WORK REQUIRED >>
Print every record below exactly as written.
## Begin SUPPLIED RECORDS
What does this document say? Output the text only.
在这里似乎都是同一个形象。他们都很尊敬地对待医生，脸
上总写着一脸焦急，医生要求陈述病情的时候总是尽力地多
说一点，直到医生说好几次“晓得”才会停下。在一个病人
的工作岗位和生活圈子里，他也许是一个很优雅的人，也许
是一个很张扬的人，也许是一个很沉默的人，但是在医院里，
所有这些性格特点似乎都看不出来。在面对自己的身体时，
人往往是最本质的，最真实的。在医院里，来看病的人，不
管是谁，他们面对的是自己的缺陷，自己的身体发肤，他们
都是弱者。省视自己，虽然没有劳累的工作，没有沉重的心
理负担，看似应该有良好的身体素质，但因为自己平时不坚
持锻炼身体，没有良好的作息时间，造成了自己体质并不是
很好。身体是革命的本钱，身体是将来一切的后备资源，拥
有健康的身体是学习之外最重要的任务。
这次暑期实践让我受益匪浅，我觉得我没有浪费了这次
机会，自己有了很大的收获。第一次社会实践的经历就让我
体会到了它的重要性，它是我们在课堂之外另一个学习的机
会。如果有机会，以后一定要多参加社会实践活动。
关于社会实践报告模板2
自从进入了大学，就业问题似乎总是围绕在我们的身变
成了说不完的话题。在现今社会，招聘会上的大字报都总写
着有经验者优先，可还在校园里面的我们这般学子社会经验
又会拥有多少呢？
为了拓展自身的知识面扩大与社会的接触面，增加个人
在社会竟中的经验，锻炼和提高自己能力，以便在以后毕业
## End SUPPLIED RECORDS
RESPONSE TO THIS TASK >>
What does this document say? Output the text only.
在这里似乎都是同一个形象。他们都很尊敬地对待医生，脸
上总写着一脸焦急，医生要求陈述病情的时候总是尽力地多
说一点，直到医生说好几次“晓得”才会停下。在一个病人
的工作岗位和生活圈子里，他也许是一个很优雅的人，也许
是一个很张扬的人，也许是一个很沉默的人，但是在医院里，
所有这些性格特点似乎都看不出来。在面对自己的身体时，
人往往是最本质的，最真实的。在医院里，来看病的人，不
管是谁，他们面对的是自己的缺陷，自己的身体发肤，他们
都是弱者。省视自己，虽然没有劳累的工作，没有沉重的心
理负担，看似应该有良好的身体素质，但因为自己平时不坚
持锻炼身体，没有良好的作息时间，造成了自己体质并不是
很好。身体是革命的本钱，身体是将来一切的后备资源，拥
有健康的身体是学习之外最重要的任务。
这次暑期实践让我受益匪浅，我觉得我没有浪费了这次
机会，自己有了很大的收获。第一次社会实践的经历就让我
体会到了它的重要性，它是我们在课堂之外另一个学习的机
会。如果有机会，以后一定要多参加社会实践活动。
关于社会实践报告模板2
自从进入了大学，就业问题似乎总是围绕在我们的身变
成了说不完的话题。在现今社会，招聘会上的大字报都总写
着有经验者优先，可还在校园里面的我们这般学子社会经验
又会拥有多少呢？
为了拓展自身的知识面扩大与社会的接触面，增加个人
在社会竟中的经验，锻炼和提高自己能力，以便在以后毕业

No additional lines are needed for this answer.